§ **TASK MATERIAL**
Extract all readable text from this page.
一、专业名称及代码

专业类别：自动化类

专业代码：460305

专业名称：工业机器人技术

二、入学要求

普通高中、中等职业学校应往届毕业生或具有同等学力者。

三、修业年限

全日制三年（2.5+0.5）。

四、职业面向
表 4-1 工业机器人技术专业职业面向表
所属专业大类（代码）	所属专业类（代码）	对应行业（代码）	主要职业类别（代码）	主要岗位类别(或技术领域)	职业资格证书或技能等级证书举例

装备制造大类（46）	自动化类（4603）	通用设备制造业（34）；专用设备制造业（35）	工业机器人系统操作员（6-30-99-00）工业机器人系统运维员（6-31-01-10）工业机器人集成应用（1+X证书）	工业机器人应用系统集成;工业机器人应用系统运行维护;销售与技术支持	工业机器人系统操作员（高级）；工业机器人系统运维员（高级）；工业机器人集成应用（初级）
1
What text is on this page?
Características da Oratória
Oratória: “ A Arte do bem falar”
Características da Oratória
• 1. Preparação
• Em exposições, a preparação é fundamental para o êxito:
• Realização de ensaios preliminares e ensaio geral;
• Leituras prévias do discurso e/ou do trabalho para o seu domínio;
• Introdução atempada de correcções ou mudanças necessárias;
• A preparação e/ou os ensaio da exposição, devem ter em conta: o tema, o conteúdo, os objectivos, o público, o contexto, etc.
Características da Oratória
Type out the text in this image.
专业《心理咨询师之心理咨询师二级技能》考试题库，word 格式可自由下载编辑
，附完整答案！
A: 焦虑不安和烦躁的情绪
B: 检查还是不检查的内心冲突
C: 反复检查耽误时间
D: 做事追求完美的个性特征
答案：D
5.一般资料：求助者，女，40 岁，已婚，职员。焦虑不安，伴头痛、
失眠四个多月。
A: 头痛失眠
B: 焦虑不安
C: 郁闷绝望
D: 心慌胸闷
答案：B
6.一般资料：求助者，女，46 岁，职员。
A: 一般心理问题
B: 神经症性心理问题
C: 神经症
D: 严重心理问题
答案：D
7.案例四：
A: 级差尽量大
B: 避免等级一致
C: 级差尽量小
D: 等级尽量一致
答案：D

§ **THE PROBLEM**
Extract every line from the one containing "What text is on this page?" through the last line of the data, inclusive, exactly as written.

§ **RESPONSE BELOW**
What text is on this page?
Características da Oratória
Oratória: “ A Arte do bem falar”
Características da Oratória
• 1. Preparação
• Em exposições, a preparação é fundamental para o êxito:
• Realização de ensaios preliminares e ensaio geral;
• Leituras prévias do discurso e/ou do trabalho para o seu domínio;
• Introdução atempada de correcções ou mudanças necessárias;
• A preparação e/ou os ensaio da exposição, devem ter em conta: o tema, o conteúdo, os objectivos, o público, o contexto, etc.
Características da Oratória
Type out the text in this image.
专业《心理咨询师之心理咨询师二级技能》考试题库，word 格式可自由下载编辑
，附完整答案！
A: 焦虑不安和烦躁的情绪
B: 检查还是不检查的内心冲突
C: 反复检查耽误时间
D: 做事追求完美的个性特征
答案：D
5.一般资料：求助者，女，40 岁，已婚，职员。焦虑不安，伴头痛、
失眠四个多月。
A: 头痛失眠
B: 焦虑不安
C: 郁闷绝望
D: 心慌胸闷
答案：B
6.一般资料：求助者，女，46 岁，职员。
A: 一般心理问题
B: 神经症性心理问题
C: 神经症
D: 严重心理问题
答案：D
7.案例四：
A: 级差尽量大
B: 避免等级一致
C: 级差尽量小
D: 等级尽量一致
答案：D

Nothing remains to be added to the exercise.